◆ RECORD EXTRACTS:
::::::::::

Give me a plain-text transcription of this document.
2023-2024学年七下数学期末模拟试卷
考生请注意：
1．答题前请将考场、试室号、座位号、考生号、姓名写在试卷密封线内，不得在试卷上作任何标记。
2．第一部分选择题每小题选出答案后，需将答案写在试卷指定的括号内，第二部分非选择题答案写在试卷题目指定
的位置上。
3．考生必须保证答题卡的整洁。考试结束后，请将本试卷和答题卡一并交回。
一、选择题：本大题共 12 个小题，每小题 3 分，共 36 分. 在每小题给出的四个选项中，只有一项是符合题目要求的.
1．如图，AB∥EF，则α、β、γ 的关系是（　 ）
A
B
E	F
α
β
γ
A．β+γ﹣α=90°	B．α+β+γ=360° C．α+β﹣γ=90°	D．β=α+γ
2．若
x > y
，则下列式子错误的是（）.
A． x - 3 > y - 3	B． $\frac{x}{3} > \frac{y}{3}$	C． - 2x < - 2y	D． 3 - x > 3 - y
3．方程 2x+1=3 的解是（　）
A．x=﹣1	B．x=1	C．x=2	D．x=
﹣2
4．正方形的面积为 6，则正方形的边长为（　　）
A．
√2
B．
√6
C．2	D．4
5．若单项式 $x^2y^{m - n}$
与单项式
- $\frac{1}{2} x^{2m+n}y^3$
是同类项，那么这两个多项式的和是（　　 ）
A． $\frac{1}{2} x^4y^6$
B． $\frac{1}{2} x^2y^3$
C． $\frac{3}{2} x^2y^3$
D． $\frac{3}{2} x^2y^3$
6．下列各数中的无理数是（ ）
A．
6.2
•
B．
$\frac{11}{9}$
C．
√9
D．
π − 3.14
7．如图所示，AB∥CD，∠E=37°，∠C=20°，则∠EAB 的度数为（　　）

::::::::::

◆ GIVEN EXERCISE: Return the material exactly as it stands.

◆ ANSWER TO THE TASK:
Give me a plain-text transcription of this document.
2023-2024学年七下数学期末模拟试卷
考生请注意：
1．答题前请将考场、试室号、座位号、考生号、姓名写在试卷密封线内，不得在试卷上作任何标记。
2．第一部分选择题每小题选出答案后，需将答案写在试卷指定的括号内，第二部分非选择题答案写在试卷题目指定
的位置上。
3．考生必须保证答题卡的整洁。考试结束后，请将本试卷和答题卡一并交回。
一、选择题：本大题共 12 个小题，每小题 3 分，共 36 分. 在每小题给出的四个选项中，只有一项是符合题目要求的.
1．如图，AB∥EF，则α、β、γ 的关系是（　 ）
A
B
E	F
α
β
γ
A．β+γ﹣α=90°	B．α+β+γ=360° C．α+β﹣γ=90°	D．β=α+γ
2．若
x > y
，则下列式子错误的是（）.
A． x - 3 > y - 3	B． $\frac{x}{3} > \frac{y}{3}$	C． - 2x < - 2y	D． 3 - x > 3 - y
3．方程 2x+1=3 的解是（　）
A．x=﹣1	B．x=1	C．x=2	D．x=
﹣2
4．正方形的面积为 6，则正方形的边长为（　　）
A．
√2
B．
√6
C．2	D．4
5．若单项式 $x^2y^{m - n}$
与单项式
- $\frac{1}{2} x^{2m+n}y^3$
是同类项，那么这两个多项式的和是（　　 ）
A． $\frac{1}{2} x^4y^6$
B． $\frac{1}{2} x^2y^3$
C． $\frac{3}{2} x^2y^3$
D． $\frac{3}{2} x^2y^3$
6．下列各数中的无理数是（ ）
A．
6.2
•
B．
$\frac{11}{9}$
C．
√9
D．
π − 3.14
7．如图所示，AB∥CD，∠E=37°，∠C=20°，则∠EAB 的度数为（　　）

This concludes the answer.